• _What you need to do_: Return the entries below in their exact form, leaving the pictures out.

################

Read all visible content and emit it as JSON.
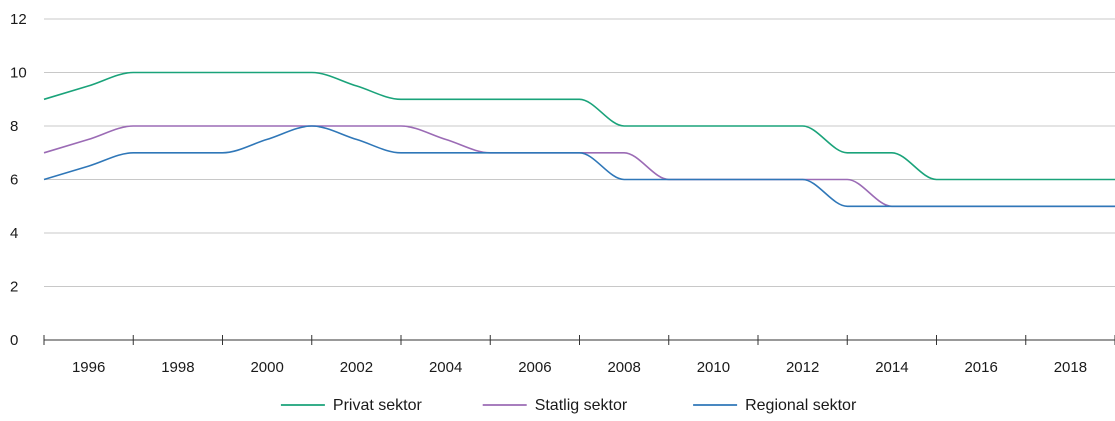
{
  "chart_data": {
    "type": "line",
    "title": "",
    "xlabel": "",
    "ylabel": "",
    "ylim": [
      0,
      12
    ],
    "yticks": [
      0,
      2,
      4,
      6,
      8,
      10,
      12
    ],
    "x": [
      1995,
      1996,
      1997,
      1998,
      1999,
      2000,
      2001,
      2002,
      2003,
      2004,
      2005,
      2006,
      2007,
      2008,
      2009,
      2010,
      2011,
      2012,
      2013,
      2014,
      2015,
      2016,
      2017,
      2018,
      2019
    ],
    "xlim": [
      1995,
      2019
    ],
    "xtick_labels": [
      "1996",
      "1998",
      "2000",
      "2002",
      "2004",
      "2006",
      "2008",
      "2010",
      "2012",
      "2014",
      "2016",
      "2018"
    ],
    "grid": "horizontal",
    "legend_position": "bottom",
    "series": [
      {
        "name": "Privat sektor",
        "color": "#1aa37a",
        "values": [
          9,
          9.5,
          10,
          10,
          10,
          10,
          10,
          9.5,
          9,
          9,
          9,
          9,
          9,
          8,
          8,
          8,
          8,
          8,
          7,
          7,
          6,
          6,
          6,
          6,
          6
        ]
      },
      {
        "name": "Statlig sektor",
        "color": "#9b6bb5",
        "values": [
          7,
          7.5,
          8,
          8,
          8,
          8,
          8,
          8,
          8,
          7.5,
          7,
          7,
          7,
          7,
          6,
          6,
          6,
          6,
          6,
          5,
          5,
          5,
          5,
          5,
          5
        ]
      },
      {
        "name": "Regional sektor",
        "color": "#2f77b8",
        "values": [
          6,
          6.5,
          7,
          7,
          7,
          7.5,
          8,
          7.5,
          7,
          7,
          7,
          7,
          7,
          6,
          6,
          6,
          6,
          6,
          5,
          5,
          5,
          5,
          5,
          5,
          5
        ]
      }
    ]
  }
}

################

• _Exercise output_:
Read all visible content and emit it as JSON.
{
  "chart_data": {
    "type": "line",
    "title": "",
    "xlabel": "",
    "ylabel": "",
    "ylim": [
      0,
      12
    ],
    "yticks": [
      0,
      2,
      4,
      6,
      8,
      10,
      12
    ],
    "x": [
      1995,
      1996,
      1997,
      1998,
      1999,
      2000,
      2001,
      2002,
      2003,
      2004,
      2005,
      2006,
      2007,
      2008,
      2009,
      2010,
      2011,
      2012,
      2013,
      2014,
      2015,
      2016,
      2017,
      2018,
      2019
    ],
    "xlim": [
      1995,
      2019
    ],
    "xtick_labels": [
      "1996",
      "1998",
      "2000",
      "2002",
      "2004",
      "2006",
      "2008",
      "2010",
      "2012",
      "2014",
      "2016",
      "2018"
    ],
    "grid": "horizontal",
    "legend_position": "bottom",
    "series": [
      {
        "name": "Privat sektor",
        "color": "#1aa37a",
        "values": [
          9,
          9.5,
          10,
          10,
          10,
          10,
          10,
          9.5,
          9,
          9,
          9,
          9,
          9,
          8,
          8,
          8,
          8,
          8,
          7,
          7,
          6,
          6,
          6,
          6,
          6
        ]
      },
      {
        "name": "Statlig sektor",
        "color": "#9b6bb5",
        "values": [
          7,
          7.5,
          8,
          8,
          8,
          8,
          8,
          8,
          8,
          7.5,
          7,
          7,
          7,
          7,
          6,
          6,
          6,
          6,
          6,
          5,
          5,
          5,
          5,
          5,
          5
        ]
      },
      {
        "name": "Regional sektor",
        "color": "#2f77b8",
        "values": [
          6,
          6.5,
          7,
          7,
          7,
          7.5,
          8,
          7.5,
          7,
          7,
          7,
          7,
          7,
          6,
          6,
          6,
          6,
          6,
          5,
          5,
          5,
          5,
          5,
          5,
          5
        ]
      }
    ]
  }
}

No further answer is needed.